>> START Extracted records
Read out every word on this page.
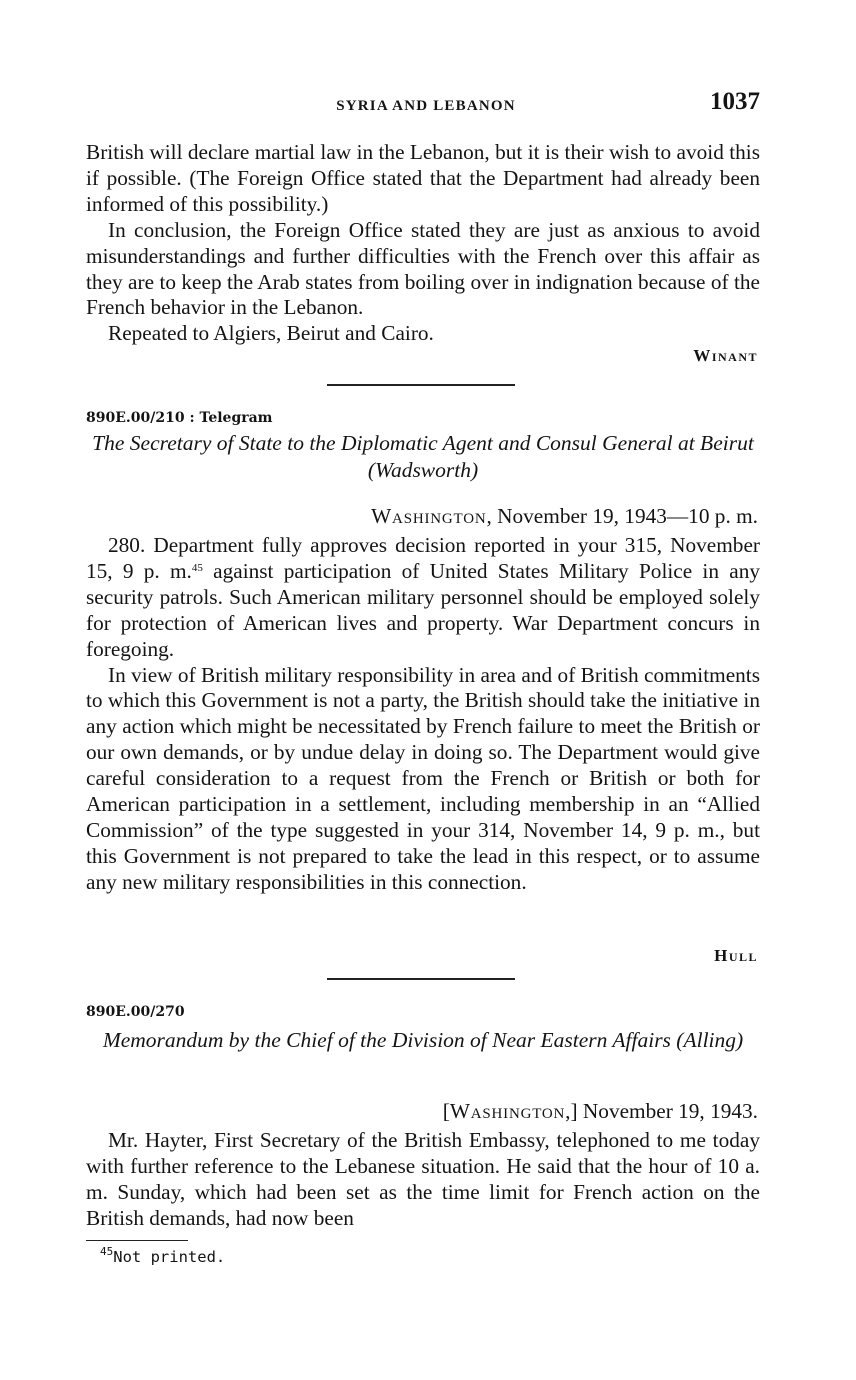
SYRIA AND LEBANON	1037

British will declare martial law in the Lebanon, but it is their wish to avoid this if possible. (The Foreign Office stated that the Department had already been informed of this possibility.)

In conclusion, the Foreign Office stated they are just as anxious to avoid misunderstandings and further difficulties with the French over this affair as they are to keep the Arab states from boiling over in indignation because of the French behavior in the Lebanon.

Repeated to Algiers, Beirut and Cairo.

Winant
890E.00/210 : Telegram
The Secretary of State to the Diplomatic Agent and Consul General at Beirut (Wadsworth)
Washington, November 19, 1943—10 p. m.

280. Department fully approves decision reported in your 315, November 15, 9 p. m.$^{45}$ against participation of United States Military Police in any security patrols. Such American military personnel should be employed solely for protection of American lives and property. War Department concurs in foregoing.

In view of British military responsibility in area and of British commitments to which this Government is not a party, the British should take the initiative in any action which might be necessitated by French failure to meet the British or our own demands, or by undue delay in doing so. The Department would give careful consideration to a request from the French or British or both for American participation in a settlement, including membership in an “Allied Commission” of the type suggested in your 314, November 14, 9 p. m., but this Government is not prepared to take the lead in this respect, or to assume any new military responsibilities in this connection.

Hull
890E.00/270
Memorandum by the Chief of the Division of Near Eastern Affairs (Alling)
[Washington,] November 19, 1943.

Mr. Hayter, First Secretary of the British Embassy, telephoned to me today with further reference to the Lebanese situation. He said that the hour of 10 a. m. Sunday, which had been set as the time limit for French action on the British demands, had now been

$^{45}$Not printed.
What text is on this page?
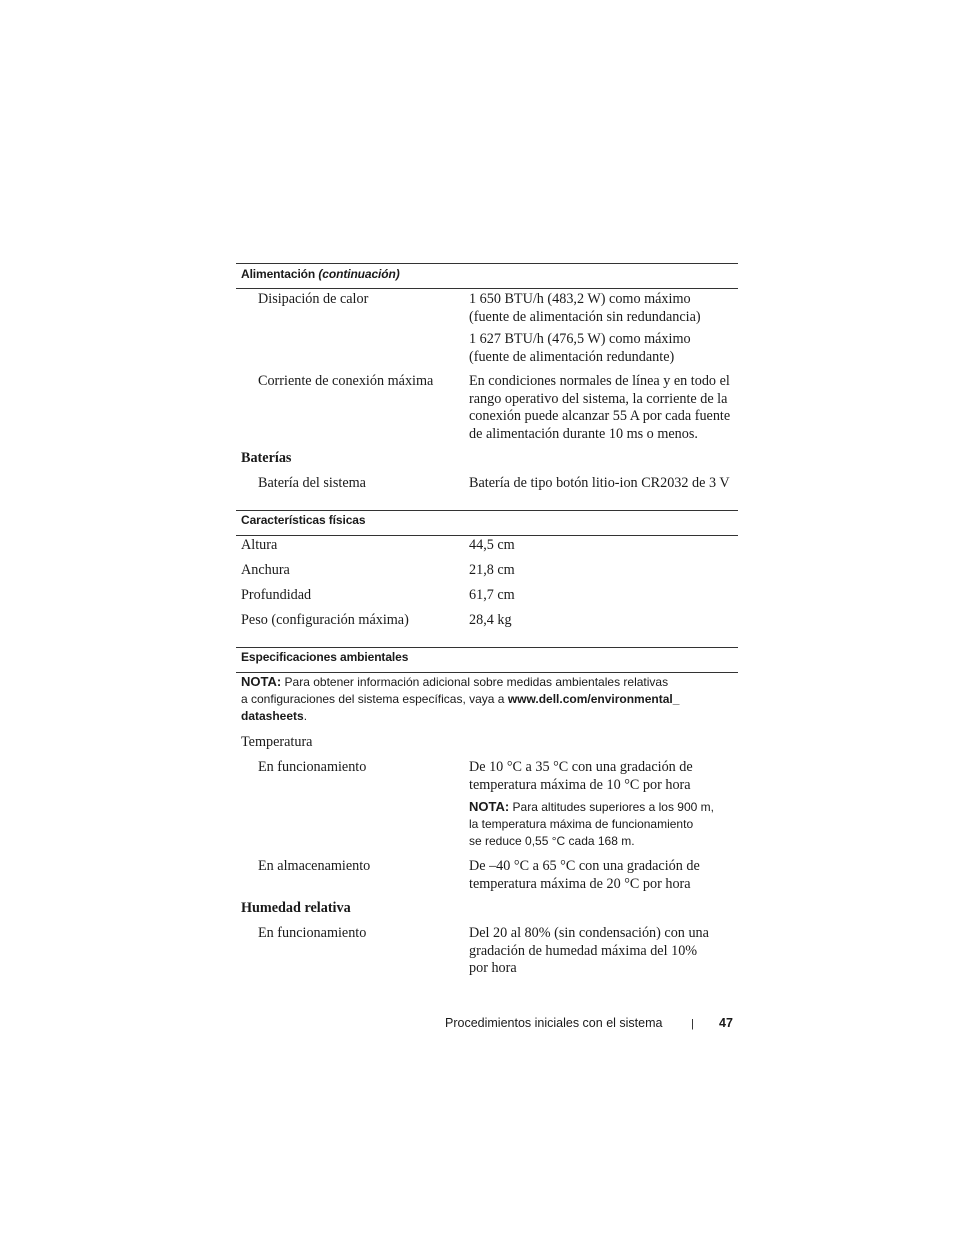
Alimentación (continuación)
Disipación de calor	1 650 BTU/h (483,2 W) como máximo
(fuente de alimentación sin redundancia)
1 627 BTU/h (476,5 W) como máximo
(fuente de alimentación redundante)
Corriente de conexión máxima	En condiciones normales de línea y en todo el
rango operativo del sistema, la corriente de la
conexión puede alcanzar 55 A por cada fuente
de alimentación durante 10 ms o menos.
Baterías
Batería del sistema	Batería de tipo botón litio-ion CR2032 de 3 V
Características físicas
Altura	44,5 cm
Anchura	21,8 cm
Profundidad	61,7 cm
Peso (configuración máxima)	28,4 kg
Especificaciones ambientales
NOTA: Para obtener información adicional sobre medidas ambientales relativas
a configuraciones del sistema específicas, vaya a www.dell.com/environmental_
datasheets.
Temperatura
En funcionamiento	De 10 °C a 35 °C con una gradación de
temperatura máxima de 10 °C por hora
NOTA: Para altitudes superiores a los 900 m,
la temperatura máxima de funcionamiento
se reduce 0,55 °C cada 168 m.
En almacenamiento	De –40 °C a 65 °C con una gradación de
temperatura máxima de 20 °C por hora
Humedad relativa
En funcionamiento	Del 20 al 80% (sin condensación) con una
gradación de humedad máxima del 10%
por hora
Procedimientos iniciales con el sistema	| 47
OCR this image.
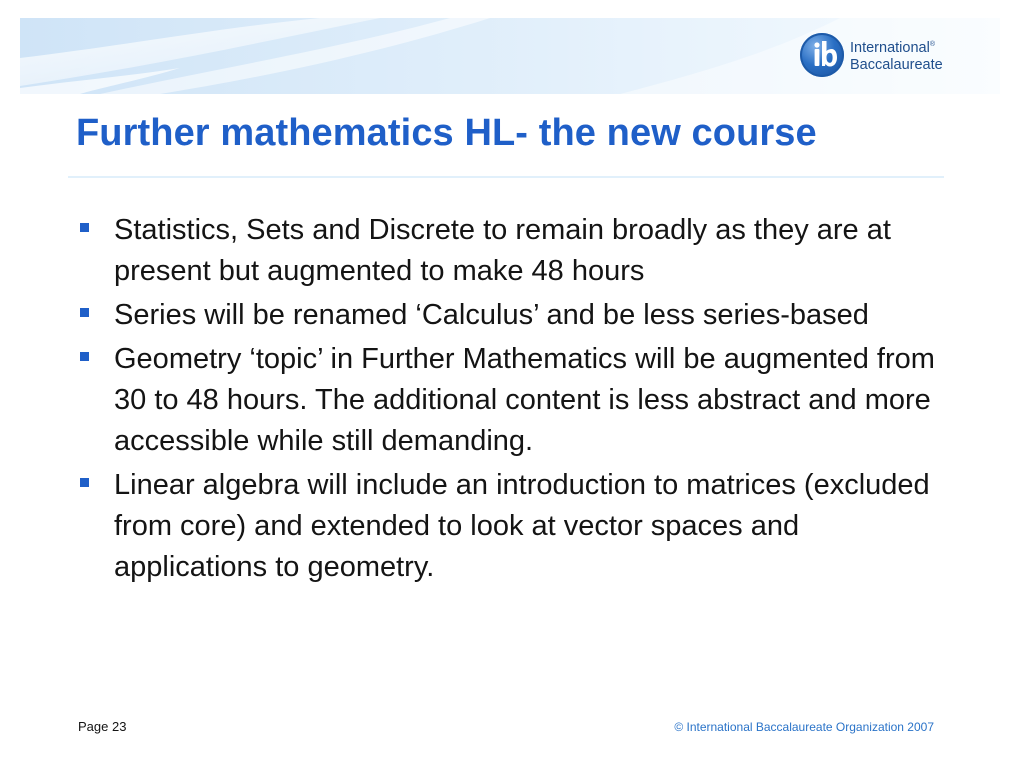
International®
Baccalaureate
Further mathematics HL- the new course
Statistics, Sets and Discrete to remain broadly as they are at present but augmented to make 48 hours
Series will be renamed ‘Calculus’ and be less series-based
Geometry ‘topic’ in Further Mathematics will be augmented from 30 to 48 hours. The additional content is less abstract and more accessible while still demanding.
Linear algebra will include an introduction to matrices (excluded from core) and extended to look at vector spaces and applications to geometry.
Page 23	© International Baccalaureate Organization 2007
>> END Extracted records
- [Task prompt] Pull every line holding "Beirut" out of the records.

- [Solution to this problem]
Repeated to Algiers, Beirut and Cairo.
The Secretary of State to the Diplomatic Agent and Consul General at Beirut (Wadsworth)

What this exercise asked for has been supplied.